> Objective: Without the pictures, give the entries below again exactly as written.

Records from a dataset
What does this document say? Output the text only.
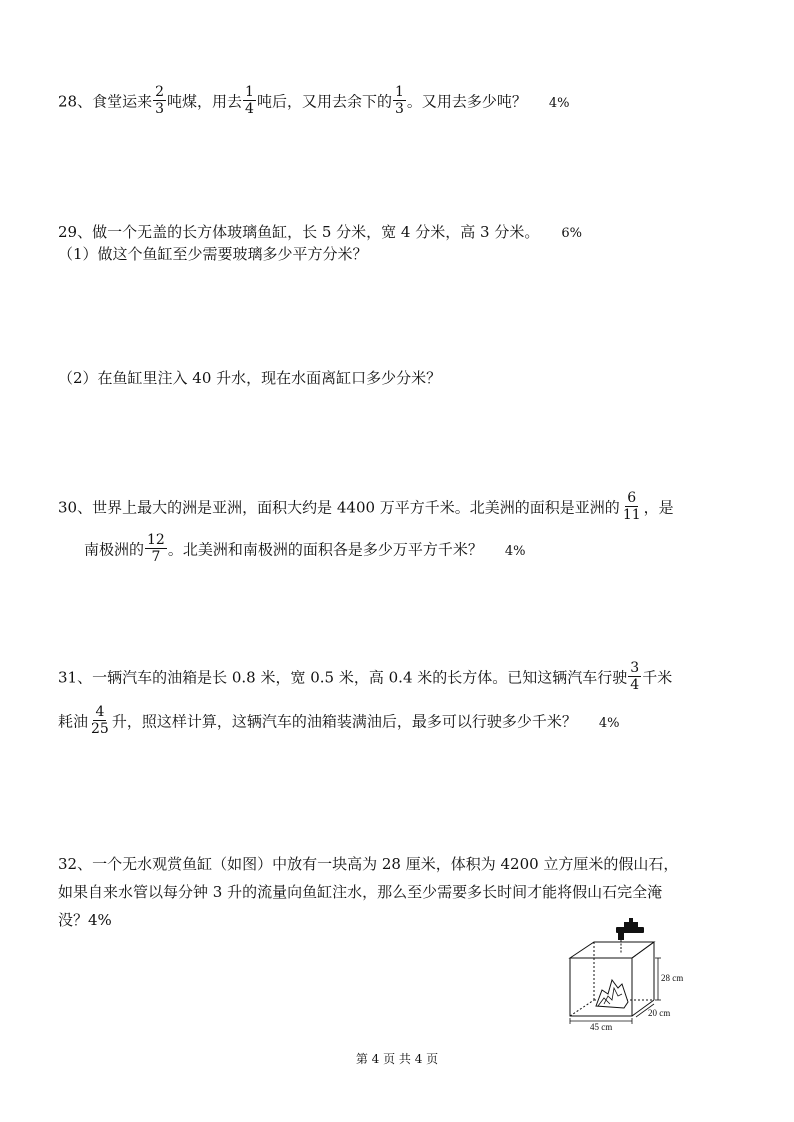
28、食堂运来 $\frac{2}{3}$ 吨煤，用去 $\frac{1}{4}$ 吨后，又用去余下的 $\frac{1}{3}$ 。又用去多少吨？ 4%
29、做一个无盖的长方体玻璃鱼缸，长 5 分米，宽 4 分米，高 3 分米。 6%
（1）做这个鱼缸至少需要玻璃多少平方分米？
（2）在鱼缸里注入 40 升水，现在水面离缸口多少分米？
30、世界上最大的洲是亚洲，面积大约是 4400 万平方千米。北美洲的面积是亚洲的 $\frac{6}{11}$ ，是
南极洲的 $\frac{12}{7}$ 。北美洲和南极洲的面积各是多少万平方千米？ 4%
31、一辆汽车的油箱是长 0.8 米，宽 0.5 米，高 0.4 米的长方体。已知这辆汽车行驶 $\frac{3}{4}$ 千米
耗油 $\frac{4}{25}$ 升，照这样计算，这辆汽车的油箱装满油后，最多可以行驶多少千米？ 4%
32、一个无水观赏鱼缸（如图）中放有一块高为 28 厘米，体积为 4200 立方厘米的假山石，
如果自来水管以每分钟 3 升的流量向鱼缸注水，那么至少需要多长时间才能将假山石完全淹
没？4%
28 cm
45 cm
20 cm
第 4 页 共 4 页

> Solution below:
What does this document say? Output the text only.
28、食堂运来 $\frac{2}{3}$ 吨煤，用去 $\frac{1}{4}$ 吨后，又用去余下的 $\frac{1}{3}$ 。又用去多少吨？ 4%
29、做一个无盖的长方体玻璃鱼缸，长 5 分米，宽 4 分米，高 3 分米。 6%
（1）做这个鱼缸至少需要玻璃多少平方分米？
（2）在鱼缸里注入 40 升水，现在水面离缸口多少分米？
30、世界上最大的洲是亚洲，面积大约是 4400 万平方千米。北美洲的面积是亚洲的 $\frac{6}{11}$ ，是
南极洲的 $\frac{12}{7}$ 。北美洲和南极洲的面积各是多少万平方千米？ 4%
31、一辆汽车的油箱是长 0.8 米，宽 0.5 米，高 0.4 米的长方体。已知这辆汽车行驶 $\frac{3}{4}$ 千米
耗油 $\frac{4}{25}$ 升，照这样计算，这辆汽车的油箱装满油后，最多可以行驶多少千米？ 4%
32、一个无水观赏鱼缸（如图）中放有一块高为 28 厘米，体积为 4200 立方厘米的假山石，
如果自来水管以每分钟 3 升的流量向鱼缸注水，那么至少需要多长时间才能将假山石完全淹
没？4%
28 cm
45 cm
20 cm
第 4 页 共 4 页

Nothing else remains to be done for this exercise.